_WHAT THE TASK REQUIRES_.
Quote all entries exactly, leaving pictures aside.

== DATA RECORDS ==

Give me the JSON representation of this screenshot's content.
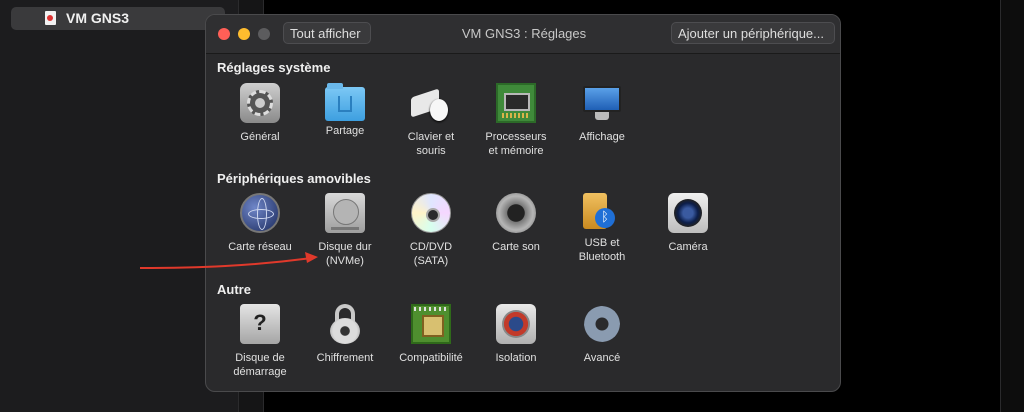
{
  "sidebar": {
    "vm_name": "VM GNS3"
  },
  "window": {
    "title": "VM GNS3 : Réglages",
    "show_all_label": "Tout afficher",
    "add_device_label": "Ajouter un périphérique..."
  },
  "sections": {
    "system": {
      "title": "Réglages système",
      "items": [
        {
          "label": "Général",
          "icon": "gear-icon"
        },
        {
          "label": "Partage",
          "icon": "shared-folder-icon"
        },
        {
          "label": "Clavier et\nsouris",
          "icon": "keyboard-mouse-icon"
        },
        {
          "label": "Processeurs\net mémoire",
          "icon": "memory-board-icon"
        },
        {
          "label": "Affichage",
          "icon": "monitor-icon"
        }
      ]
    },
    "removable": {
      "title": "Périphériques amovibles",
      "items": [
        {
          "label": "Carte réseau",
          "icon": "network-globe-icon"
        },
        {
          "label": "Disque dur\n(NVMe)",
          "icon": "hard-disk-icon"
        },
        {
          "label": "CD/DVD\n(SATA)",
          "icon": "cd-dvd-icon"
        },
        {
          "label": "Carte son",
          "icon": "speaker-icon"
        },
        {
          "label": "USB et\nBluetooth",
          "icon": "usb-bluetooth-icon"
        },
        {
          "label": "Caméra",
          "icon": "camera-icon"
        }
      ]
    },
    "other": {
      "title": "Autre",
      "items": [
        {
          "label": "Disque de\ndémarrage",
          "icon": "startup-disk-icon"
        },
        {
          "label": "Chiffrement",
          "icon": "lock-icon"
        },
        {
          "label": "Compatibilité",
          "icon": "chip-icon"
        },
        {
          "label": "Isolation",
          "icon": "isolation-icon"
        },
        {
          "label": "Avancé",
          "icon": "advanced-gear-icon"
        }
      ]
    }
  },
  "colors": {
    "window_bg": "#2a2a2c",
    "close": "#ff5f57",
    "minimize": "#febc2e",
    "annotation_arrow": "#e0392b"
  }
}
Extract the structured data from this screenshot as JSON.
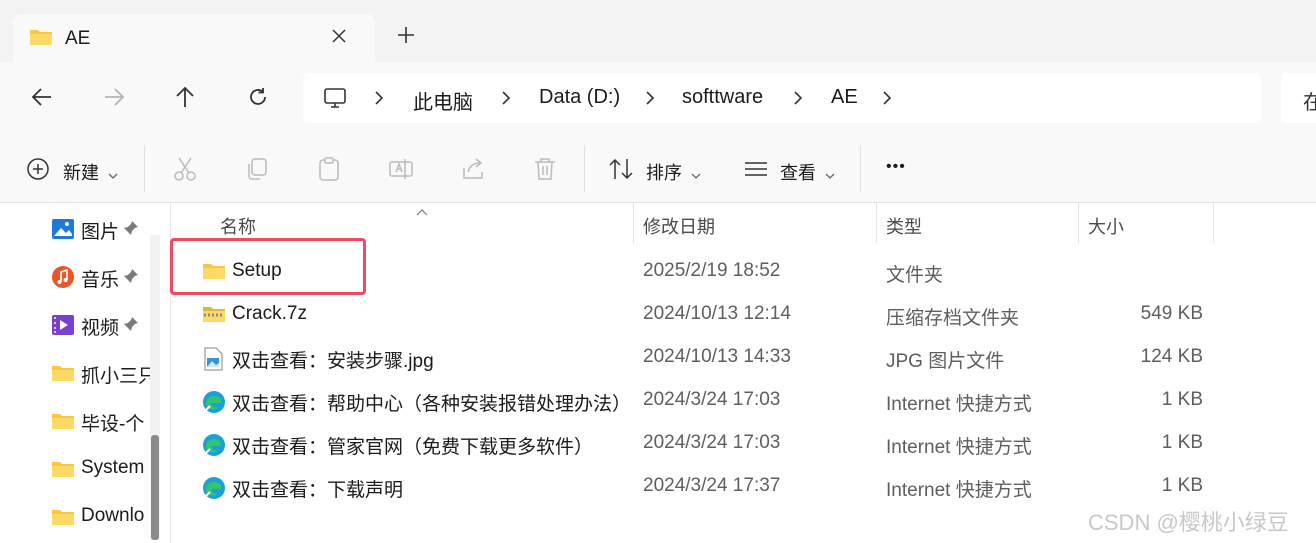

===

_THE SOLUTION_.
Give me the JSON representation of this screenshot's content.
{
  "sidebar": {
    "vm_name": "VM GNS3"
  },
  "window": {
    "title": "VM GNS3 : Réglages",
    "show_all_label": "Tout afficher",
    "add_device_label": "Ajouter un périphérique..."
  },
  "sections": {
    "system": {
      "title": "Réglages système",
      "items": [
        {
          "label": "Général",
          "icon": "gear-icon"
        },
        {
          "label": "Partage",
          "icon": "shared-folder-icon"
        },
        {
          "label": "Clavier et\nsouris",
          "icon": "keyboard-mouse-icon"
        },
        {
          "label": "Processeurs\net mémoire",
          "icon": "memory-board-icon"
        },
        {
          "label": "Affichage",
          "icon": "monitor-icon"
        }
      ]
    },
    "removable": {
      "title": "Périphériques amovibles",
      "items": [
        {
          "label": "Carte réseau",
          "icon": "network-globe-icon"
        },
        {
          "label": "Disque dur\n(NVMe)",
          "icon": "hard-disk-icon"
        },
        {
          "label": "CD/DVD\n(SATA)",
          "icon": "cd-dvd-icon"
        },
        {
          "label": "Carte son",
          "icon": "speaker-icon"
        },
        {
          "label": "USB et\nBluetooth",
          "icon": "usb-bluetooth-icon"
        },
        {
          "label": "Caméra",
          "icon": "camera-icon"
        }
      ]
    },
    "other": {
      "title": "Autre",
      "items": [
        {
          "label": "Disque de\ndémarrage",
          "icon": "startup-disk-icon"
        },
        {
          "label": "Chiffrement",
          "icon": "lock-icon"
        },
        {
          "label": "Compatibilité",
          "icon": "chip-icon"
        },
        {
          "label": "Isolation",
          "icon": "isolation-icon"
        },
        {
          "label": "Avancé",
          "icon": "advanced-gear-icon"
        }
      ]
    }
  },
  "colors": {
    "window_bg": "#2a2a2c",
    "close": "#ff5f57",
    "minimize": "#febc2e",
    "annotation_arrow": "#e0392b"
  }
}
Extract the structured data from this screenshot as JSON.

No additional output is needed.